*Data excerpts*:

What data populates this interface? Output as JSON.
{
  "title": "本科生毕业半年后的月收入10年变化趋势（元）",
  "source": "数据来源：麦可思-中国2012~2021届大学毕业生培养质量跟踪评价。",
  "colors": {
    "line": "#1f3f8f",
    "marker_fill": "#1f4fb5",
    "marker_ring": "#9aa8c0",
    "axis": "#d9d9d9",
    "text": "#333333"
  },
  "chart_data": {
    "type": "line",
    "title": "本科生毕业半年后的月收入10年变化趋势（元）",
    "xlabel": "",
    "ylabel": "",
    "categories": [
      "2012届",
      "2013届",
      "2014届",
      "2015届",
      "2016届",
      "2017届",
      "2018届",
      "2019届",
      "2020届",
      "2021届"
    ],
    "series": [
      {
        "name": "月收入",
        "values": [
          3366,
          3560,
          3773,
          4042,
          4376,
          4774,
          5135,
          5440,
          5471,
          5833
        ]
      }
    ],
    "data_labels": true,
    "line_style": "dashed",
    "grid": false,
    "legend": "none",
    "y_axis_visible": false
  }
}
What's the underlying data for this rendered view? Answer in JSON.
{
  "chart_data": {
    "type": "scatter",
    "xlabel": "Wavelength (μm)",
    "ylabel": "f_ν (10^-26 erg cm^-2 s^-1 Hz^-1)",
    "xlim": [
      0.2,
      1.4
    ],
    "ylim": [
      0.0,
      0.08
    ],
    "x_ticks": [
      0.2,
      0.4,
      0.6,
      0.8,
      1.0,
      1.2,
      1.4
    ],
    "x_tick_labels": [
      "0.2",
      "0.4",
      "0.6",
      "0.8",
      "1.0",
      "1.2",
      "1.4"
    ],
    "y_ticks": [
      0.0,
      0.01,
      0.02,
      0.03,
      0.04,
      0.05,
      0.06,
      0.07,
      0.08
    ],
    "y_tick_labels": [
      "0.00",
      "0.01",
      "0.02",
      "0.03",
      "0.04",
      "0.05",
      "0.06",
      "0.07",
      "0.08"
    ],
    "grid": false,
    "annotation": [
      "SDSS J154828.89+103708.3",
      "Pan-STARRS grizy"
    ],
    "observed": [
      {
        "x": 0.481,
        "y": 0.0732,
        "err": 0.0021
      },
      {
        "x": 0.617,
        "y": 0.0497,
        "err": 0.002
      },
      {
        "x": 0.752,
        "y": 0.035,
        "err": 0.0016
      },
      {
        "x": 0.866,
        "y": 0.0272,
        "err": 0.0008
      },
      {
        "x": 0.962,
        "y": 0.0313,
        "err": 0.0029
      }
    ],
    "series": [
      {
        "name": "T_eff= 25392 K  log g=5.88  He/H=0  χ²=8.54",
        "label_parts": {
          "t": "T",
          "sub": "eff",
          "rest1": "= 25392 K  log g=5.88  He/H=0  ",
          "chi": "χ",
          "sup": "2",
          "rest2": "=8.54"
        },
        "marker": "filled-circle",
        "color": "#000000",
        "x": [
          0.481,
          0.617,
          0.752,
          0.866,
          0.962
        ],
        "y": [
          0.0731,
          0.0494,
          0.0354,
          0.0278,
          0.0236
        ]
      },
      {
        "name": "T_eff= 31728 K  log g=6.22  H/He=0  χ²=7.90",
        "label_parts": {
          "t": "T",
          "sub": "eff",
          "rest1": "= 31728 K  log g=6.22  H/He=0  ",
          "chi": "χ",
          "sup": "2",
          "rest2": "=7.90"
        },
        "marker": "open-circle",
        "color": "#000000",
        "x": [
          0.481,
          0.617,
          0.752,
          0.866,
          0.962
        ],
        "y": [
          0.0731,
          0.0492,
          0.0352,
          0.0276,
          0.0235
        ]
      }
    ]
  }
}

*What this task involves*: Please return the data above exactly as given.

*Result for this task*:
What data populates this interface? Output as JSON.
{
  "title": "本科生毕业半年后的月收入10年变化趋势（元）",
  "source": "数据来源：麦可思-中国2012~2021届大学毕业生培养质量跟踪评价。",
  "colors": {
    "line": "#1f3f8f",
    "marker_fill": "#1f4fb5",
    "marker_ring": "#9aa8c0",
    "axis": "#d9d9d9",
    "text": "#333333"
  },
  "chart_data": {
    "type": "line",
    "title": "本科生毕业半年后的月收入10年变化趋势（元）",
    "xlabel": "",
    "ylabel": "",
    "categories": [
      "2012届",
      "2013届",
      "2014届",
      "2015届",
      "2016届",
      "2017届",
      "2018届",
      "2019届",
      "2020届",
      "2021届"
    ],
    "series": [
      {
        "name": "月收入",
        "values": [
          3366,
          3560,
          3773,
          4042,
          4376,
          4774,
          5135,
          5440,
          5471,
          5833
        ]
      }
    ],
    "data_labels": true,
    "line_style": "dashed",
    "grid": false,
    "legend": "none",
    "y_axis_visible": false
  }
}
What's the underlying data for this rendered view? Answer in JSON.
{
  "chart_data": {
    "type": "scatter",
    "xlabel": "Wavelength (μm)",
    "ylabel": "f_ν (10^-26 erg cm^-2 s^-1 Hz^-1)",
    "xlim": [
      0.2,
      1.4
    ],
    "ylim": [
      0.0,
      0.08
    ],
    "x_ticks": [
      0.2,
      0.4,
      0.6,
      0.8,
      1.0,
      1.2,
      1.4
    ],
    "x_tick_labels": [
      "0.2",
      "0.4",
      "0.6",
      "0.8",
      "1.0",
      "1.2",
      "1.4"
    ],
    "y_ticks": [
      0.0,
      0.01,
      0.02,
      0.03,
      0.04,
      0.05,
      0.06,
      0.07,
      0.08
    ],
    "y_tick_labels": [
      "0.00",
      "0.01",
      "0.02",
      "0.03",
      "0.04",
      "0.05",
      "0.06",
      "0.07",
      "0.08"
    ],
    "grid": false,
    "annotation": [
      "SDSS J154828.89+103708.3",
      "Pan-STARRS grizy"
    ],
    "observed": [
      {
        "x": 0.481,
        "y": 0.0732,
        "err": 0.0021
      },
      {
        "x": 0.617,
        "y": 0.0497,
        "err": 0.002
      },
      {
        "x": 0.752,
        "y": 0.035,
        "err": 0.0016
      },
      {
        "x": 0.866,
        "y": 0.0272,
        "err": 0.0008
      },
      {
        "x": 0.962,
        "y": 0.0313,
        "err": 0.0029
      }
    ],
    "series": [
      {
        "name": "T_eff= 25392 K  log g=5.88  He/H=0  χ²=8.54",
        "label_parts": {
          "t": "T",
          "sub": "eff",
          "rest1": "= 25392 K  log g=5.88  He/H=0  ",
          "chi": "χ",
          "sup": "2",
          "rest2": "=8.54"
        },
        "marker": "filled-circle",
        "color": "#000000",
        "x": [
          0.481,
          0.617,
          0.752,
          0.866,
          0.962
        ],
        "y": [
          0.0731,
          0.0494,
          0.0354,
          0.0278,
          0.0236
        ]
      },
      {
        "name": "T_eff= 31728 K  log g=6.22  H/He=0  χ²=7.90",
        "label_parts": {
          "t": "T",
          "sub": "eff",
          "rest1": "= 31728 K  log g=6.22  H/He=0  ",
          "chi": "χ",
          "sup": "2",
          "rest2": "=7.90"
        },
        "marker": "open-circle",
        "color": "#000000",
        "x": [
          0.481,
          0.617,
          0.752,
          0.866,
          0.962
        ],
        "y": [
          0.0731,
          0.0492,
          0.0352,
          0.0276,
          0.0235
        ]
      }
    ]
  }
}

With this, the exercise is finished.